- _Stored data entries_
-- start --

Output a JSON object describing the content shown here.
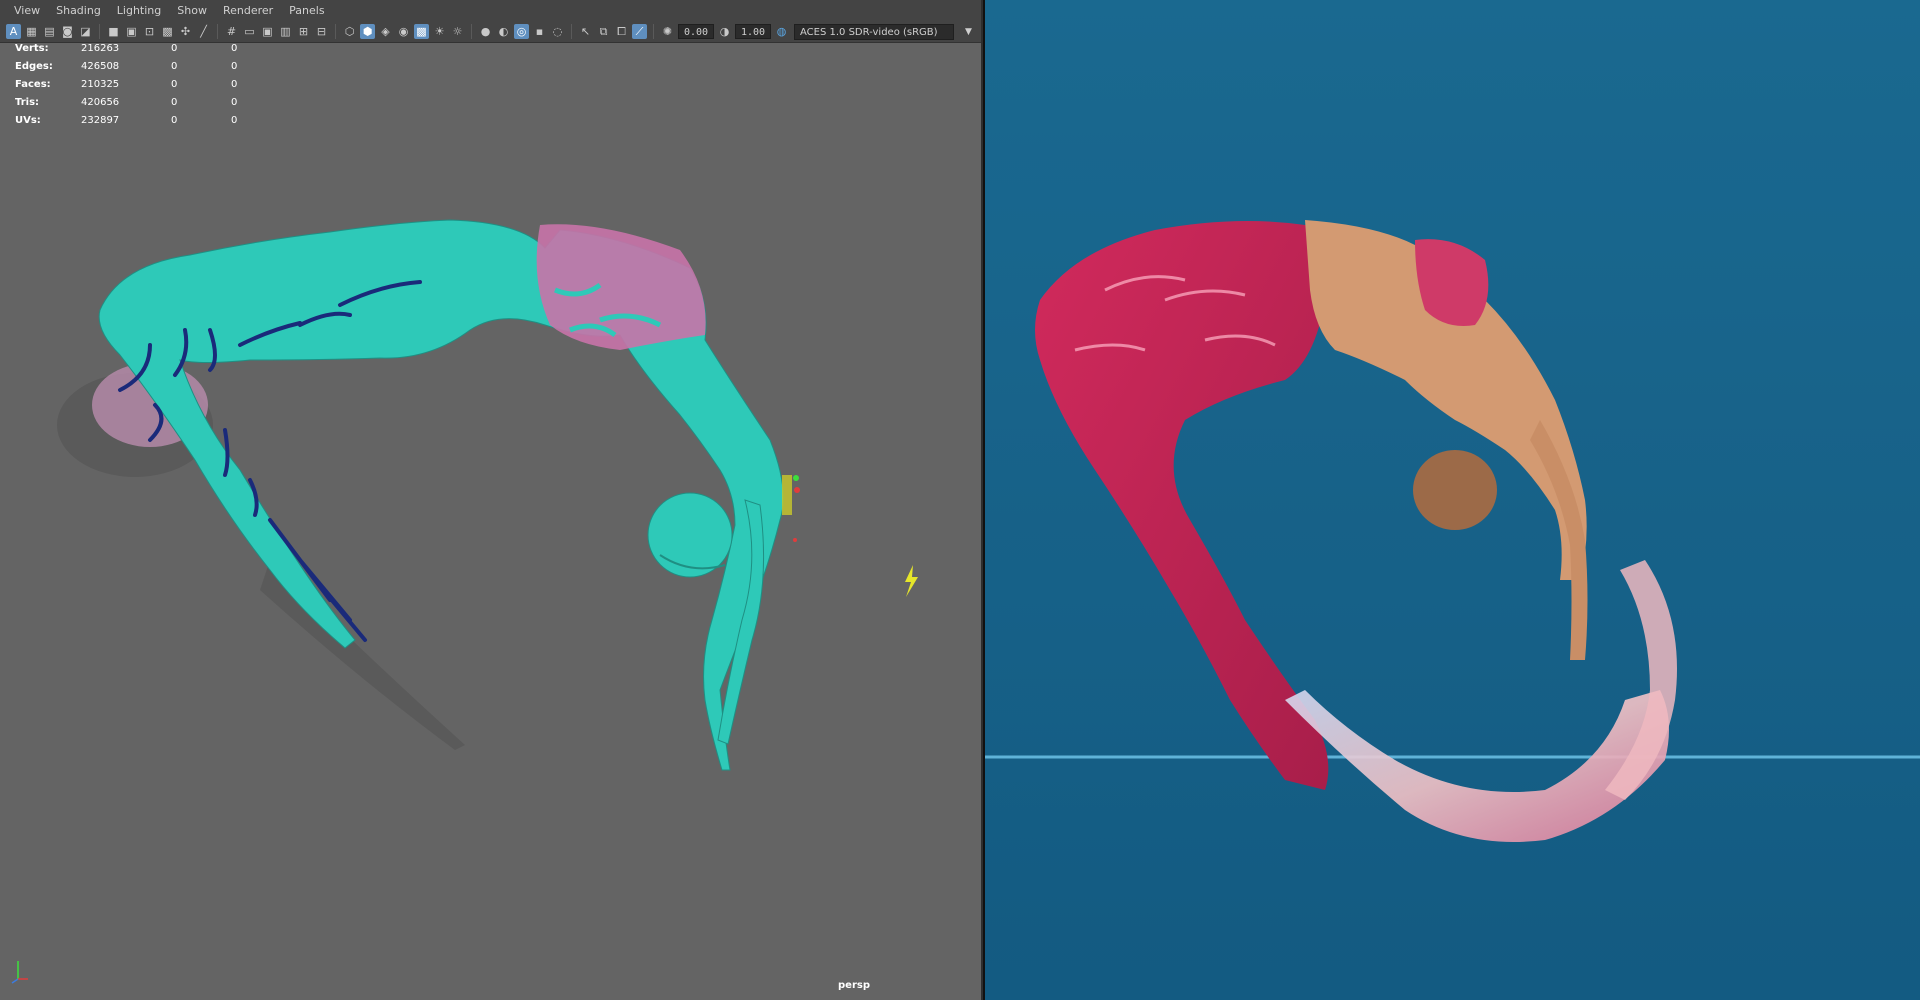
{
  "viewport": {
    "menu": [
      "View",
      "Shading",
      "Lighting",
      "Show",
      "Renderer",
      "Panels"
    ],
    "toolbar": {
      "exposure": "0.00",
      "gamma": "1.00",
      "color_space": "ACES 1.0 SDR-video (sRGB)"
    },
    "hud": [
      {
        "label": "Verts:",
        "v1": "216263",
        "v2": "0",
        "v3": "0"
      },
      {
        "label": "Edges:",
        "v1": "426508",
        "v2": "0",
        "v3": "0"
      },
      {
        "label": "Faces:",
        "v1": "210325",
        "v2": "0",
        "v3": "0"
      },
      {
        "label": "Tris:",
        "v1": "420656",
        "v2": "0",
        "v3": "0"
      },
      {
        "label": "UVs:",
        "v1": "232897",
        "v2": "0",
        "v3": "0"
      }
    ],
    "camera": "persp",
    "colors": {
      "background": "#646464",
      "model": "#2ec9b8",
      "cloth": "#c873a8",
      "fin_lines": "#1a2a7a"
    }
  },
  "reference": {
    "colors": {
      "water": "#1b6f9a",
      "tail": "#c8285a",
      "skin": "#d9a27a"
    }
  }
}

-- end --
-- start --

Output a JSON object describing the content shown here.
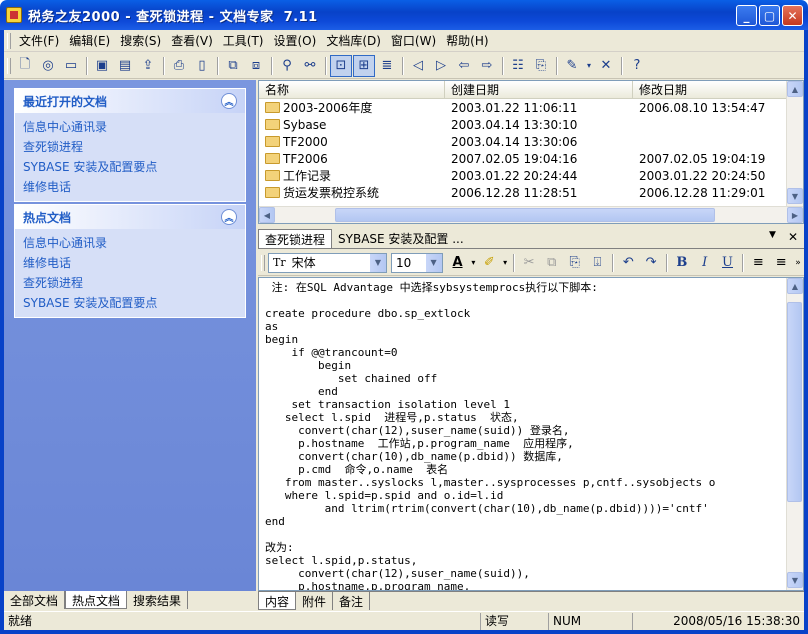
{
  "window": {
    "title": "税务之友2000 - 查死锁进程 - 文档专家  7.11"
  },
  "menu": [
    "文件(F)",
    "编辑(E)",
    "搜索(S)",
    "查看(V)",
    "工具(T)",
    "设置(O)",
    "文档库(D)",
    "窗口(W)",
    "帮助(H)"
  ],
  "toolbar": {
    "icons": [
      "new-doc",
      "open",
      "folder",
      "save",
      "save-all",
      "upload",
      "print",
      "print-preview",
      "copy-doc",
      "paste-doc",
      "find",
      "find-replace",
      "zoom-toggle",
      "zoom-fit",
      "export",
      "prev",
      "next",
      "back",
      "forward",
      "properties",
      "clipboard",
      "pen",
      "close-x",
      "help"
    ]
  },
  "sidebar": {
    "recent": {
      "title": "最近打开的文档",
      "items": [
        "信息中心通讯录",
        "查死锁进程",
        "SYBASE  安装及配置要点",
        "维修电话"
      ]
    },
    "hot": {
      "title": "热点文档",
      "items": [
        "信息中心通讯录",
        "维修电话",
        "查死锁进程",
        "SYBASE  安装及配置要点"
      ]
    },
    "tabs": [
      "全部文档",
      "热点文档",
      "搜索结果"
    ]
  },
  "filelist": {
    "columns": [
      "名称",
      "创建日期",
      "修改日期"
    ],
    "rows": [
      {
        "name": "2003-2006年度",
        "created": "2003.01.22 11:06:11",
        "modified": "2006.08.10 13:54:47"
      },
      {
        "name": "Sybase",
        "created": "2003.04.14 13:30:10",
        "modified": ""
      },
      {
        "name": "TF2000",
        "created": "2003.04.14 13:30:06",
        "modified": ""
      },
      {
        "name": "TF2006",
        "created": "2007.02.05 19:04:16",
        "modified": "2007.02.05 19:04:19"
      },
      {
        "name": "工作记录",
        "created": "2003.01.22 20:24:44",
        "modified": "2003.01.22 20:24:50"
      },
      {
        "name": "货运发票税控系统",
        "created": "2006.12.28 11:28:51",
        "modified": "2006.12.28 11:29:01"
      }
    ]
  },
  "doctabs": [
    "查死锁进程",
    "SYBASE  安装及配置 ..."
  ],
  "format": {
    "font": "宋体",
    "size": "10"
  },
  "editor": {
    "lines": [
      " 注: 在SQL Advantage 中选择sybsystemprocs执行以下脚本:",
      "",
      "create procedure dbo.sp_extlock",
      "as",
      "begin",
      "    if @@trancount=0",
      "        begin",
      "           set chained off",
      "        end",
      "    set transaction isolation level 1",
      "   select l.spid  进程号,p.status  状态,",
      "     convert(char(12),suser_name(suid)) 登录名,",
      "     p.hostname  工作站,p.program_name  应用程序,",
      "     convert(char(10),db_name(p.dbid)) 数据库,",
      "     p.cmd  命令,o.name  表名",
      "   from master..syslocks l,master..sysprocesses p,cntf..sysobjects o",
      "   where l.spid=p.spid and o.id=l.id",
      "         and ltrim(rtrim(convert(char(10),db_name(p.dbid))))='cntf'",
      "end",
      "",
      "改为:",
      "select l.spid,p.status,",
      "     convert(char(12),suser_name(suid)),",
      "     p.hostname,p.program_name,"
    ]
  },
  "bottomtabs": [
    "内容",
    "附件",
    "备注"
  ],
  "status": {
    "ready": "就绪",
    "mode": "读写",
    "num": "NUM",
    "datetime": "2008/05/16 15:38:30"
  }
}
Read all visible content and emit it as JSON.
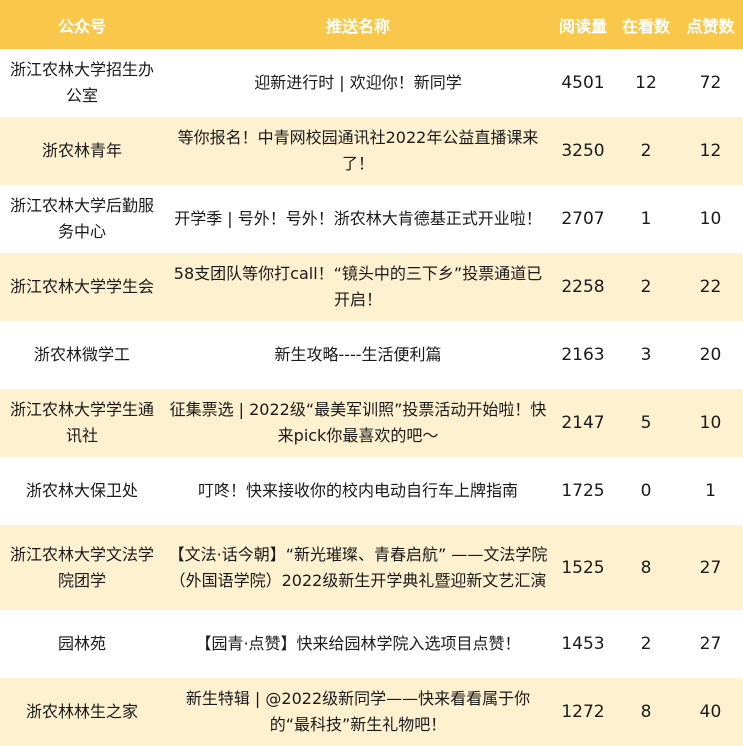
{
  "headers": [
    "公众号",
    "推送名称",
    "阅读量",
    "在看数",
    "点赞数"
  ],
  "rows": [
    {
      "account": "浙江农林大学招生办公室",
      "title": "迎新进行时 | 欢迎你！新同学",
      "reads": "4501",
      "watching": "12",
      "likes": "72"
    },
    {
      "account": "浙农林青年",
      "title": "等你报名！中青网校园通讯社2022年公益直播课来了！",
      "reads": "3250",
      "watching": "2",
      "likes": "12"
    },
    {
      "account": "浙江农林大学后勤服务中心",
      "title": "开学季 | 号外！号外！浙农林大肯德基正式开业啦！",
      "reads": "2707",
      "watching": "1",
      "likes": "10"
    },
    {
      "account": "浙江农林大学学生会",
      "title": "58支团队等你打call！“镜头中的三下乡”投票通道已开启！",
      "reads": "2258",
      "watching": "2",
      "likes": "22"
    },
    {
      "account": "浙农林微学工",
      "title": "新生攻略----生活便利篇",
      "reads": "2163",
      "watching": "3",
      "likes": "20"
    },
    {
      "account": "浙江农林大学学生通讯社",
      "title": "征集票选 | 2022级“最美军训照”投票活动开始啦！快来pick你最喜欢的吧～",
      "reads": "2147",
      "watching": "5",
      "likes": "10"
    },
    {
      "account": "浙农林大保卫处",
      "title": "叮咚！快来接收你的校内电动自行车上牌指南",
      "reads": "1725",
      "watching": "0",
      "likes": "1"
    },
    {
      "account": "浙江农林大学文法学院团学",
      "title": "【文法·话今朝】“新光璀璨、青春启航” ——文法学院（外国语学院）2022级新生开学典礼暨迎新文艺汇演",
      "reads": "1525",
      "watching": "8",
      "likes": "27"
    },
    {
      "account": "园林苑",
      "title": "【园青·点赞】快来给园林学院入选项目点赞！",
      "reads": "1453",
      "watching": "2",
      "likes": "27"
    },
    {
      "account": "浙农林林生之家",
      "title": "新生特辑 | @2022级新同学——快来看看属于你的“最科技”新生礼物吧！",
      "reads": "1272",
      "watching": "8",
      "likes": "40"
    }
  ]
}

-- end --
-- start --

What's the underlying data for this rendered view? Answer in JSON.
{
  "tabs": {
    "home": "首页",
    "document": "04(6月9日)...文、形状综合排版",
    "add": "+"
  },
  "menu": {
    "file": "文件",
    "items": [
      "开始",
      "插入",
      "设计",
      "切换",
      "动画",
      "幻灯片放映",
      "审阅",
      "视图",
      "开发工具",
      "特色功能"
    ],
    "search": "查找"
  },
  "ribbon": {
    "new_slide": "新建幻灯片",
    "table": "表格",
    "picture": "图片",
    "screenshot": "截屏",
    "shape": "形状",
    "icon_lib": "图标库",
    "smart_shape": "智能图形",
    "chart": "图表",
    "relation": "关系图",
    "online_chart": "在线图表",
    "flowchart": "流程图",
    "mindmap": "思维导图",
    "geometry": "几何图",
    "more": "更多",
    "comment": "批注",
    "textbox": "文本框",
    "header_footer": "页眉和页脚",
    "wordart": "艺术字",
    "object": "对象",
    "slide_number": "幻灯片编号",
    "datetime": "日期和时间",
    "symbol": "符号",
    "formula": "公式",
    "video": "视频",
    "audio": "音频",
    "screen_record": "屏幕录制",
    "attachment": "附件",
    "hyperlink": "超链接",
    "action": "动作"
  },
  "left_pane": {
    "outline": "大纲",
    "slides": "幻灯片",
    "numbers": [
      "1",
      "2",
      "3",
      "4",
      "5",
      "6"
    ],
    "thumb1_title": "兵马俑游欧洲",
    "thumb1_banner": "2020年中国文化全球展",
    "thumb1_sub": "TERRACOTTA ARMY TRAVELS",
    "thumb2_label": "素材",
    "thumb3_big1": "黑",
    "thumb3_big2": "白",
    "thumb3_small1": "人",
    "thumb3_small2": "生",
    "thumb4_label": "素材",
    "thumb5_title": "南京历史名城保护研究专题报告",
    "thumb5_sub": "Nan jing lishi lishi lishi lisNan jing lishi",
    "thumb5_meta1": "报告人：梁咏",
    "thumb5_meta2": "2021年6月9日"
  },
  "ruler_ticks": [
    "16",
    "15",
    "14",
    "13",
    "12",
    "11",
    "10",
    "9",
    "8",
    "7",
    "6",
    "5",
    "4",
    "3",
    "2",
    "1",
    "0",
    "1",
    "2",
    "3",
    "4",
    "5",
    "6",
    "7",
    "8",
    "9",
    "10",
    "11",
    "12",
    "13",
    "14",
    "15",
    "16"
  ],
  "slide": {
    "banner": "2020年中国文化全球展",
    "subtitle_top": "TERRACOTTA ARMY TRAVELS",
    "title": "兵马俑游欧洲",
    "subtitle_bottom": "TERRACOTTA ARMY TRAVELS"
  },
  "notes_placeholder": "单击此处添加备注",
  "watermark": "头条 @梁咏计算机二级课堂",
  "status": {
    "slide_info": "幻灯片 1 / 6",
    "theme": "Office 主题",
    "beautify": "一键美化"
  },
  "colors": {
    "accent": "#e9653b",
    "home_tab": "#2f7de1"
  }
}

-- end --

- _Given exercise_
Looking at the records above, work out how many lines include the word "likes", then give that number by itself.

- _Task solution_
10